Data entries
%%

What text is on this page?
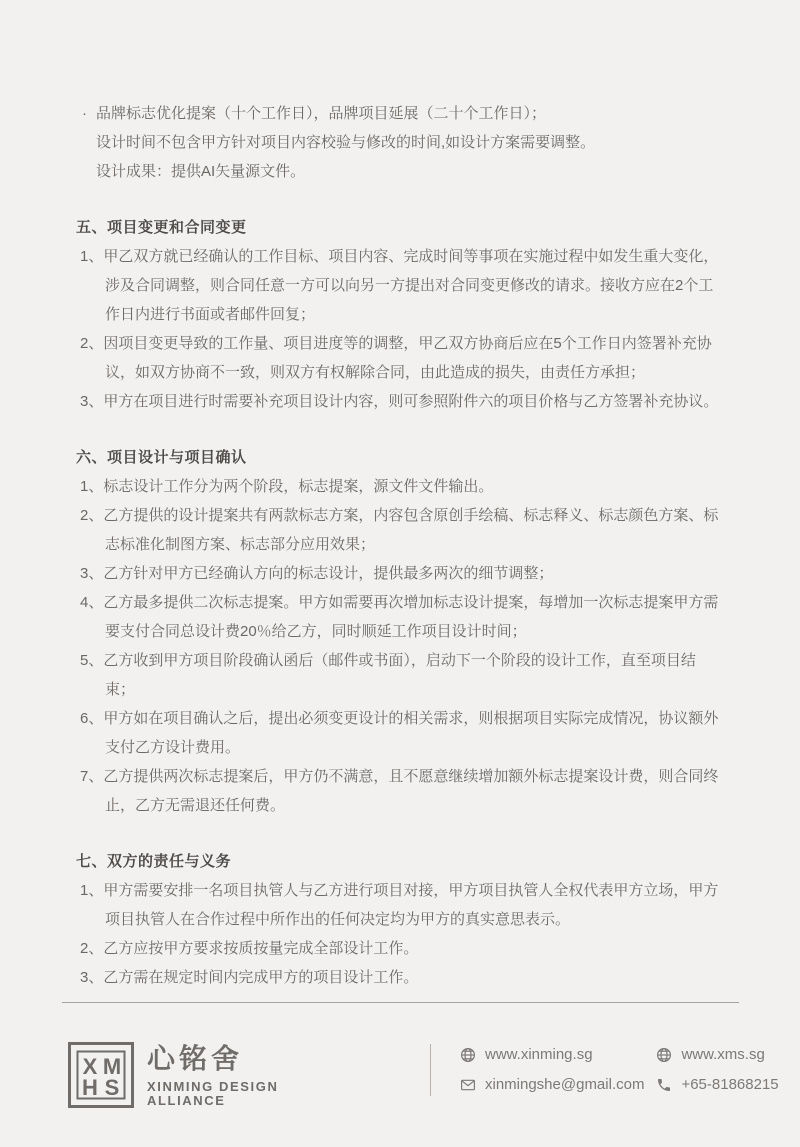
· 品牌标志优化提案（十个工作日），品牌项目延展（二十个工作日）；

设计时间不包含甲方针对项目内容校验与修改的时间,如设计方案需要调整。

设计成果：提供AI矢量源文件。

五、项目变更和合同变更

1、甲乙双方就已经确认的工作目标、项目内容、完成时间等事项在实施过程中如发生重大变化，涉及合同调整，则合同任意一方可以向另一方提出对合同变更修改的请求。接收方应在2个工作日内进行书面或者邮件回复；

2、因项目变更导致的工作量、项目进度等的调整，甲乙双方协商后应在5个工作日内签署补充协议，如双方协商不一致，则双方有权解除合同，由此造成的损失，由责任方承担；

3、甲方在项目进行时需要补充项目设计内容，则可参照附件六的项目价格与乙方签署补充协议。

六、项目设计与项目确认

1、标志设计工作分为两个阶段，标志提案，源文件文件输出。

2、乙方提供的设计提案共有两款标志方案，内容包含原创手绘稿、标志释义、标志颜色方案、标志标准化制图方案、标志部分应用效果；

3、乙方针对甲方已经确认方向的标志设计，提供最多两次的细节调整；

4、乙方最多提供二次标志提案。甲方如需要再次增加标志设计提案，每增加一次标志提案甲方需要支付合同总设计费20％给乙方，同时顺延工作项目设计时间；

5、乙方收到甲方项目阶段确认函后（邮件或书面），启动下一个阶段的设计工作，直至项目结束；

6、甲方如在项目确认之后，提出必须变更设计的相关需求，则根据项目实际完成情况，协议额外支付乙方设计费用。

7、乙方提供两次标志提案后，甲方仍不满意，且不愿意继续增加额外标志提案设计费，则合同终止，乙方无需退还任何费。

七、双方的责任与义务

1、甲方需要安排一名项目执管人与乙方进行项目对接，甲方项目执管人全权代表甲方立场，甲方项目执管人在合作过程中所作出的任何决定均为甲方的真实意思表示。

2、乙方应按甲方要求按质按量完成全部设计工作。

3、乙方需在规定时间内完成甲方的项目设计工作。

X M
H S
心铭舍
XINMING DESIGN
ALLIANCE
www.xinming.sg	www.xms.sg
xinmingshe@gmail.com +65-81868215
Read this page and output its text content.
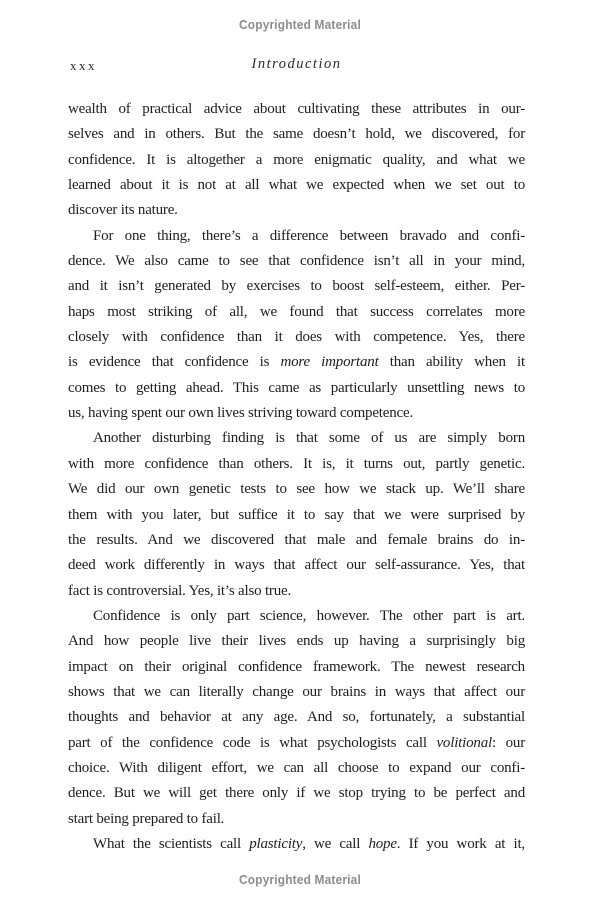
Copyrighted Material
xxx	Introduction
wealth of practical advice about cultivating these attributes in our-
selves and in others. But the same doesn’t hold, we discovered, for
confidence. It is altogether a more enigmatic quality, and what we
learned about it is not at all what we expected when we set out to
discover its nature.
For one thing, there’s a difference between bravado and confi-
dence. We also came to see that confidence isn’t all in your mind,
and it isn’t generated by exercises to boost self-esteem, either. Per-
haps most striking of all, we found that success correlates more
closely with confidence than it does with competence. Yes, there
is evidence that confidence is more important than ability when it
comes to getting ahead. This came as particularly unsettling news to
us, having spent our own lives striving toward competence.
Another disturbing finding is that some of us are simply born
with more confidence than others. It is, it turns out, partly genetic.
We did our own genetic tests to see how we stack up. We’ll share
them with you later, but suffice it to say that we were surprised by
the results. And we discovered that male and female brains do in-
deed work differently in ways that affect our self-assurance. Yes, that
fact is controversial. Yes, it’s also true.
Confidence is only part science, however. The other part is art.
And how people live their lives ends up having a surprisingly big
impact on their original confidence framework. The newest research
shows that we can literally change our brains in ways that affect our
thoughts and behavior at any age. And so, fortunately, a substantial
part of the confidence code is what psychologists call volitional: our
choice. With diligent effort, we can all choose to expand our confi-
dence. But we will get there only if we stop trying to be perfect and
start being prepared to fail.
What the scientists call plasticity, we call hope. If you work at it,
Copyrighted Material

%%

Copy out all lines above that include the string "affect".

• [TASK RESULT]:
deed work differently in ways that affect our self-assurance. Yes, that
shows that we can literally change our brains in ways that affect our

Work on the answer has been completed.